__PROVIDED RECORDS__:
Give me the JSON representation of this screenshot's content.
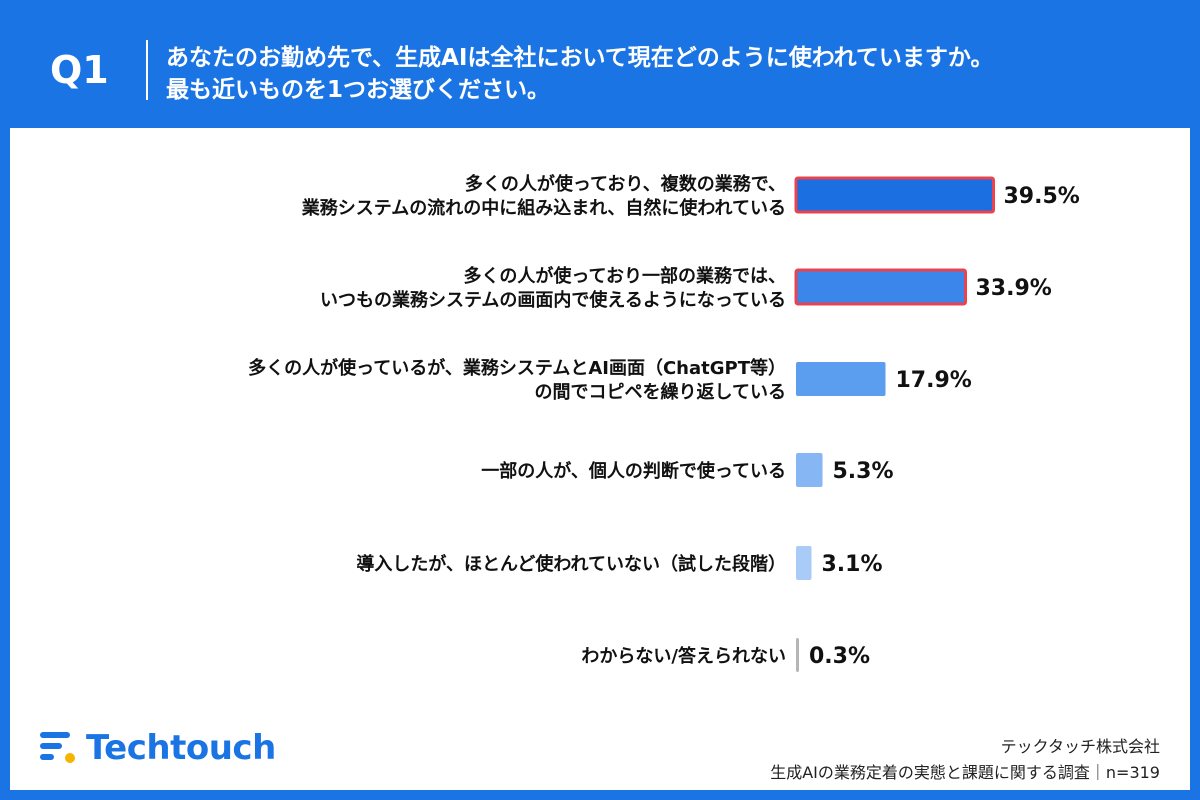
{
  "header": {
    "q_label": "Q1",
    "question_line1": "あなたのお勤め先で、生成AIは全社において現在どのように使われていますか。",
    "question_line2": "最も近いものを1つお選びください。"
  },
  "chart_data": {
    "type": "bar",
    "orientation": "horizontal",
    "unit": "%",
    "categories": [
      [
        "多くの人が使っており、複数の業務で、",
        "業務システムの流れの中に組み込まれ、自然に使われている"
      ],
      [
        "多くの人が使っており一部の業務では、",
        "いつもの業務システムの画面内で使えるようになっている"
      ],
      [
        "多くの人が使っているが、業務システムとAI画面（ChatGPT等）",
        "の間でコピペを繰り返している"
      ],
      [
        "一部の人が、個人の判断で使っている"
      ],
      [
        "導入したが、ほとんど使われていない（試した段階）"
      ],
      [
        "わからない/答えられない"
      ]
    ],
    "values": [
      39.5,
      33.9,
      17.9,
      5.3,
      3.1,
      0.3
    ],
    "value_labels": [
      "39.5%",
      "33.9%",
      "17.9%",
      "5.3%",
      "3.1%",
      "0.3%"
    ],
    "bar_colors": [
      "#1b6fe0",
      "#3a86ea",
      "#5b9def",
      "#86b6f3",
      "#a9cbf7",
      "#b5b5b5"
    ],
    "highlighted": [
      true,
      true,
      false,
      false,
      false,
      false
    ],
    "highlight_color": "#e8434f"
  },
  "logo": {
    "text": "Techtouch",
    "icon": "techtouch-logo-icon"
  },
  "footer": {
    "company": "テックタッチ株式会社",
    "survey": "生成AIの業務定着の実態と課題に関する調査｜n=319"
  }
}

__TASK TO COMPLETE__: Retype the listing exactly. Pictures do not belong in the copy.

__EXERCISE ANSWER__:
Give me the JSON representation of this screenshot's content.
{
  "header": {
    "q_label": "Q1",
    "question_line1": "あなたのお勤め先で、生成AIは全社において現在どのように使われていますか。",
    "question_line2": "最も近いものを1つお選びください。"
  },
  "chart_data": {
    "type": "bar",
    "orientation": "horizontal",
    "unit": "%",
    "categories": [
      [
        "多くの人が使っており、複数の業務で、",
        "業務システムの流れの中に組み込まれ、自然に使われている"
      ],
      [
        "多くの人が使っており一部の業務では、",
        "いつもの業務システムの画面内で使えるようになっている"
      ],
      [
        "多くの人が使っているが、業務システムとAI画面（ChatGPT等）",
        "の間でコピペを繰り返している"
      ],
      [
        "一部の人が、個人の判断で使っている"
      ],
      [
        "導入したが、ほとんど使われていない（試した段階）"
      ],
      [
        "わからない/答えられない"
      ]
    ],
    "values": [
      39.5,
      33.9,
      17.9,
      5.3,
      3.1,
      0.3
    ],
    "value_labels": [
      "39.5%",
      "33.9%",
      "17.9%",
      "5.3%",
      "3.1%",
      "0.3%"
    ],
    "bar_colors": [
      "#1b6fe0",
      "#3a86ea",
      "#5b9def",
      "#86b6f3",
      "#a9cbf7",
      "#b5b5b5"
    ],
    "highlighted": [
      true,
      true,
      false,
      false,
      false,
      false
    ],
    "highlight_color": "#e8434f"
  },
  "logo": {
    "text": "Techtouch",
    "icon": "techtouch-logo-icon"
  },
  "footer": {
    "company": "テックタッチ株式会社",
    "survey": "生成AIの業務定着の実態と課題に関する調査｜n=319"
  }
}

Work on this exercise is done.